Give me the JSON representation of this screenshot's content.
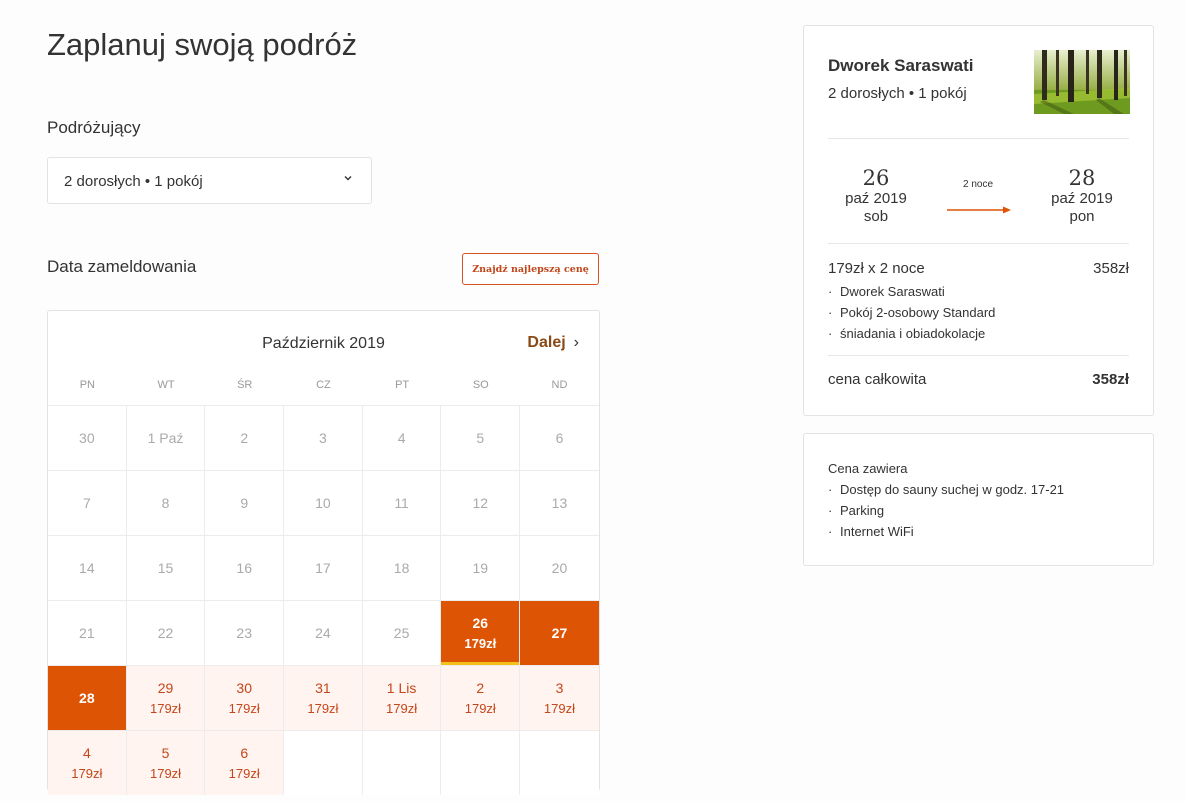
{
  "page": {
    "title": "Zaplanuj swoją podróż"
  },
  "travelers": {
    "label": "Podróżujący",
    "value": "2 dorosłych • 1 pokój"
  },
  "checkin": {
    "label": "Data zameldowania",
    "best_price_button": "Znajdź najlepszą cenę"
  },
  "calendar": {
    "month": "Październik 2019",
    "next": "Dalej",
    "weekdays": [
      "PN",
      "WT",
      "ŚR",
      "CZ",
      "PT",
      "SO",
      "ND"
    ],
    "weeks": [
      [
        {
          "d": "30",
          "s": "disabled"
        },
        {
          "d": "1 Paź",
          "s": "disabled"
        },
        {
          "d": "2",
          "s": "disabled"
        },
        {
          "d": "3",
          "s": "disabled"
        },
        {
          "d": "4",
          "s": "disabled"
        },
        {
          "d": "5",
          "s": "disabled"
        },
        {
          "d": "6",
          "s": "disabled"
        }
      ],
      [
        {
          "d": "7",
          "s": "disabled"
        },
        {
          "d": "8",
          "s": "disabled"
        },
        {
          "d": "9",
          "s": "disabled"
        },
        {
          "d": "10",
          "s": "disabled"
        },
        {
          "d": "11",
          "s": "disabled"
        },
        {
          "d": "12",
          "s": "disabled"
        },
        {
          "d": "13",
          "s": "disabled"
        }
      ],
      [
        {
          "d": "14",
          "s": "disabled"
        },
        {
          "d": "15",
          "s": "disabled"
        },
        {
          "d": "16",
          "s": "disabled"
        },
        {
          "d": "17",
          "s": "disabled"
        },
        {
          "d": "18",
          "s": "disabled"
        },
        {
          "d": "19",
          "s": "disabled"
        },
        {
          "d": "20",
          "s": "disabled"
        }
      ],
      [
        {
          "d": "21",
          "s": "disabled"
        },
        {
          "d": "22",
          "s": "disabled"
        },
        {
          "d": "23",
          "s": "disabled"
        },
        {
          "d": "24",
          "s": "disabled"
        },
        {
          "d": "25",
          "s": "disabled"
        },
        {
          "d": "26",
          "p": "179zł",
          "s": "selected-start"
        },
        {
          "d": "27",
          "s": "selected"
        }
      ],
      [
        {
          "d": "28",
          "s": "selected"
        },
        {
          "d": "29",
          "p": "179zł",
          "s": "available"
        },
        {
          "d": "30",
          "p": "179zł",
          "s": "available"
        },
        {
          "d": "31",
          "p": "179zł",
          "s": "available"
        },
        {
          "d": "1 Lis",
          "p": "179zł",
          "s": "available"
        },
        {
          "d": "2",
          "p": "179zł",
          "s": "available"
        },
        {
          "d": "3",
          "p": "179zł",
          "s": "available"
        }
      ],
      [
        {
          "d": "4",
          "p": "179zł",
          "s": "available"
        },
        {
          "d": "5",
          "p": "179zł",
          "s": "available"
        },
        {
          "d": "6",
          "p": "179zł",
          "s": "available"
        },
        {
          "d": "",
          "s": "empty"
        },
        {
          "d": "",
          "s": "empty"
        },
        {
          "d": "",
          "s": "empty"
        },
        {
          "d": "",
          "s": "empty"
        }
      ]
    ]
  },
  "summary": {
    "hotel_name": "Dworek Saraswati",
    "guests": "2 dorosłych • 1 pokój",
    "checkin": {
      "day": "26",
      "month_year": "paź 2019",
      "weekday": "sob"
    },
    "checkout": {
      "day": "28",
      "month_year": "paź 2019",
      "weekday": "pon"
    },
    "nights": "2 noce",
    "line_label": "179zł x 2 noce",
    "line_amount": "358zł",
    "details": [
      "Dworek Saraswati",
      "Pokój 2-osobowy Standard",
      "śniadania i obiadokolacje"
    ],
    "total_label": "cena całkowita",
    "total_amount": "358zł"
  },
  "includes": {
    "title": "Cena zawiera",
    "items": [
      "Dostęp do sauny suchej w godz. 17-21",
      "Parking",
      "Internet WiFi"
    ]
  },
  "colors": {
    "accent": "#de5405",
    "accent_text": "#c5461a",
    "available_bg": "#fff4ef",
    "start_marker": "#f5c01a"
  }
}
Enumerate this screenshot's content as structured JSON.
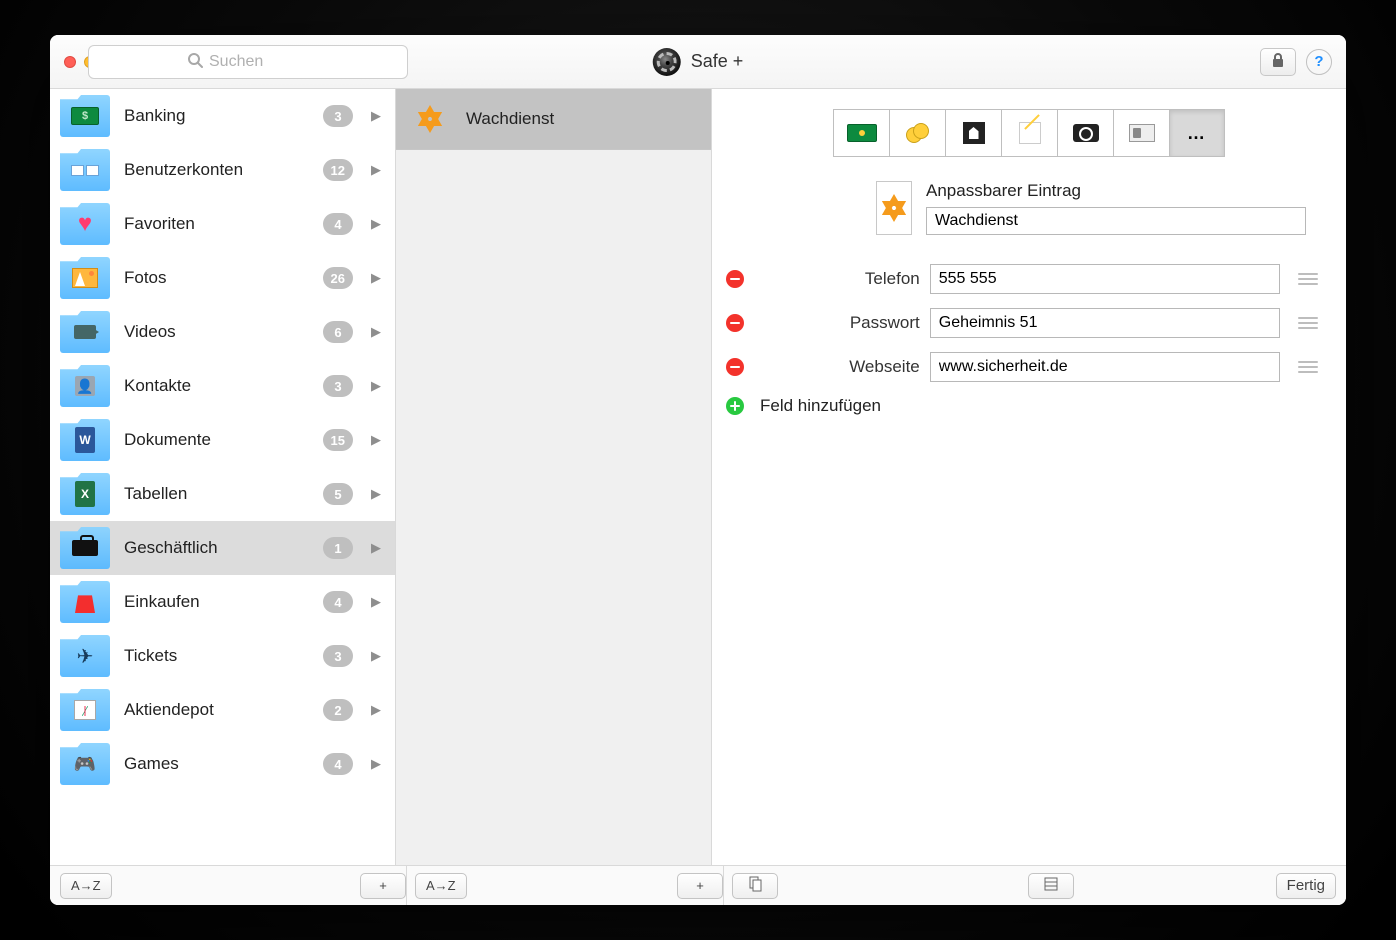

===

Using the records above, pull out each line where the word "Dworek" occurs.

    "hotel_name": "Dworek Saraswati",
      "Dworek Saraswati",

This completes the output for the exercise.